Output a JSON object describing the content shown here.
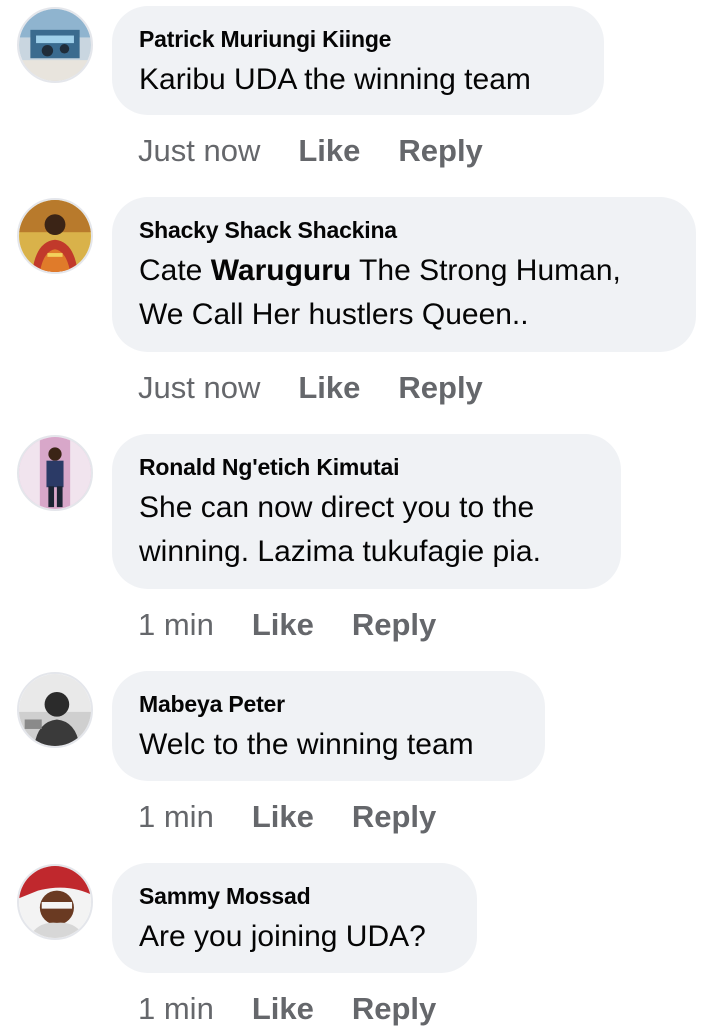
{
  "comments": [
    {
      "author": "Patrick Muriungi Kiinge",
      "text": "Karibu UDA the winning team",
      "time": "Just now",
      "like": "Like",
      "reply": "Reply"
    },
    {
      "author": "Shacky Shack Shackina",
      "text_prefix": "Cate ",
      "text_tag": "Waruguru",
      "text_line1_rest": " The Strong Human,",
      "text_line2": "We Call Her hustlers Queen..",
      "time": "Just now",
      "like": "Like",
      "reply": "Reply"
    },
    {
      "author": "Ronald Ng'etich Kimutai",
      "text_line1": "She can now direct you to the",
      "text_line2": "winning. Lazima tukufagie pia.",
      "time": "1 min",
      "like": "Like",
      "reply": "Reply"
    },
    {
      "author": "Mabeya Peter",
      "text": "Welc to the winning team",
      "time": "1 min",
      "like": "Like",
      "reply": "Reply"
    },
    {
      "author": "Sammy Mossad",
      "text": "Are you joining UDA?",
      "time": "1 min",
      "like": "Like",
      "reply": "Reply"
    }
  ],
  "colors": {
    "bubble": "#f0f2f5",
    "text": "#050505",
    "meta": "#65676b"
  }
}
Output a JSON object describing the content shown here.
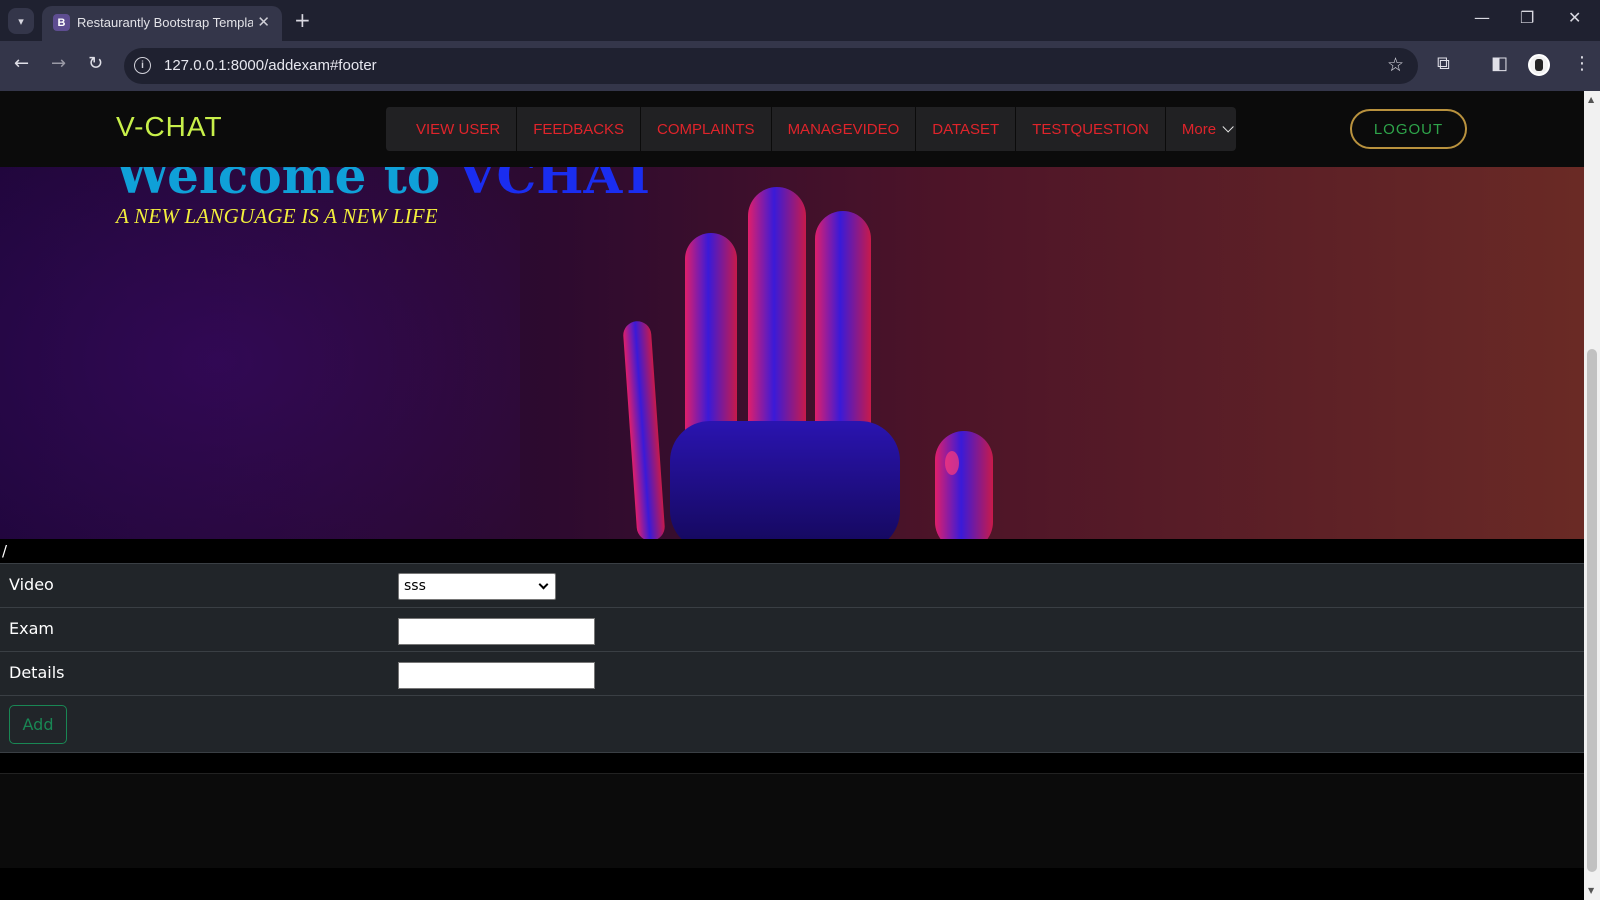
{
  "browser": {
    "tab_title": "Restaurantly Bootstrap Template",
    "tab_favicon": "B",
    "url": "127.0.0.1:8000/addexam#footer"
  },
  "site": {
    "logo": "V-CHAT",
    "nav": [
      "VIEW USER",
      "FEEDBACKS",
      "COMPLAINTS",
      "MANAGEVIDEO",
      "DATASET",
      "TESTQUESTION",
      "More"
    ],
    "logout": "LOGOUT",
    "hero_title_prefix": "Welcome to ",
    "hero_title_brand": "VCHAT",
    "hero_subtitle": "A NEW LANGUAGE IS A NEW LIFE"
  },
  "form": {
    "slash": "/",
    "video_label": "Video",
    "video_selected": "sss",
    "exam_label": "Exam",
    "exam_value": "",
    "details_label": "Details",
    "details_value": "",
    "add_button": "Add"
  },
  "colors": {
    "logo": "#c8f04a",
    "nav_text": "#e0242b",
    "hero_title": "#0fa0d8",
    "hero_brand": "#1a2df0",
    "hero_subtitle": "#f2ee3c",
    "logout_border": "#b9923e",
    "logout_text": "#2ea44a",
    "add_button": "#198754"
  },
  "icons": [
    "tab-list-icon",
    "favicon-icon",
    "close-tab-icon",
    "new-tab-icon",
    "minimize-icon",
    "restore-icon",
    "close-window-icon",
    "back-icon",
    "forward-icon",
    "reload-icon",
    "site-info-icon",
    "bookmark-star-icon",
    "extensions-icon",
    "side-panel-icon",
    "profile-avatar-icon",
    "menu-icon",
    "chevron-down-icon"
  ]
}
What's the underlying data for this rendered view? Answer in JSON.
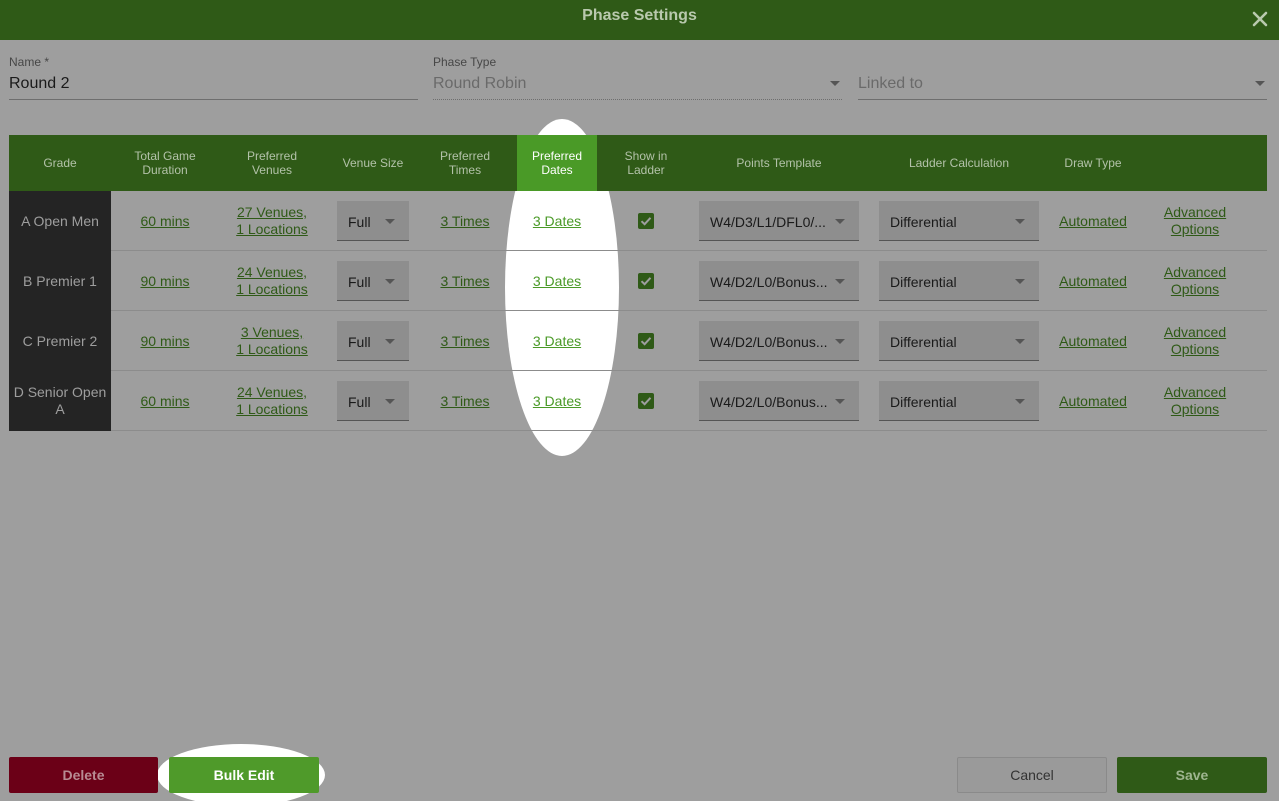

□ □ □ □ □

Your goal.
Keep the pictures out and write out the records exactly.

Full response.
Output a JSON object describing the content shown here.
{
  "comments": [
    {
      "author": "Patrick Muriungi Kiinge",
      "text": "Karibu UDA the winning team",
      "time": "Just now",
      "like": "Like",
      "reply": "Reply"
    },
    {
      "author": "Shacky Shack Shackina",
      "text_prefix": "Cate ",
      "text_tag": "Waruguru",
      "text_line1_rest": " The Strong Human,",
      "text_line2": "We Call Her hustlers Queen..",
      "time": "Just now",
      "like": "Like",
      "reply": "Reply"
    },
    {
      "author": "Ronald Ng'etich Kimutai",
      "text_line1": "She can now direct you to the",
      "text_line2": "winning. Lazima tukufagie pia.",
      "time": "1 min",
      "like": "Like",
      "reply": "Reply"
    },
    {
      "author": "Mabeya Peter",
      "text": "Welc to the winning team",
      "time": "1 min",
      "like": "Like",
      "reply": "Reply"
    },
    {
      "author": "Sammy Mossad",
      "text": "Are you joining UDA?",
      "time": "1 min",
      "like": "Like",
      "reply": "Reply"
    }
  ],
  "colors": {
    "bubble": "#f0f2f5",
    "text": "#050505",
    "meta": "#65676b"
  }
}
Output a JSON object describing the content shown here.
{
  "browser": {
    "tab_title": "Restaurantly Bootstrap Template",
    "tab_favicon": "B",
    "url": "127.0.0.1:8000/addexam#footer"
  },
  "site": {
    "logo": "V-CHAT",
    "nav": [
      "VIEW USER",
      "FEEDBACKS",
      "COMPLAINTS",
      "MANAGEVIDEO",
      "DATASET",
      "TESTQUESTION",
      "More"
    ],
    "logout": "LOGOUT",
    "hero_title_prefix": "Welcome to ",
    "hero_title_brand": "VCHAT",
    "hero_subtitle": "A NEW LANGUAGE IS A NEW LIFE"
  },
  "form": {
    "slash": "/",
    "video_label": "Video",
    "video_selected": "sss",
    "exam_label": "Exam",
    "exam_value": "",
    "details_label": "Details",
    "details_value": "",
    "add_button": "Add"
  },
  "colors": {
    "logo": "#c8f04a",
    "nav_text": "#e0242b",
    "hero_title": "#0fa0d8",
    "hero_brand": "#1a2df0",
    "hero_subtitle": "#f2ee3c",
    "logout_border": "#b9923e",
    "logout_text": "#2ea44a",
    "add_button": "#198754"
  },
  "icons": [
    "tab-list-icon",
    "favicon-icon",
    "close-tab-icon",
    "new-tab-icon",
    "minimize-icon",
    "restore-icon",
    "close-window-icon",
    "back-icon",
    "forward-icon",
    "reload-icon",
    "site-info-icon",
    "bookmark-star-icon",
    "extensions-icon",
    "side-panel-icon",
    "profile-avatar-icon",
    "menu-icon",
    "chevron-down-icon"
  ]
}
What's the underlying data for this rendered view? Answer in JSON.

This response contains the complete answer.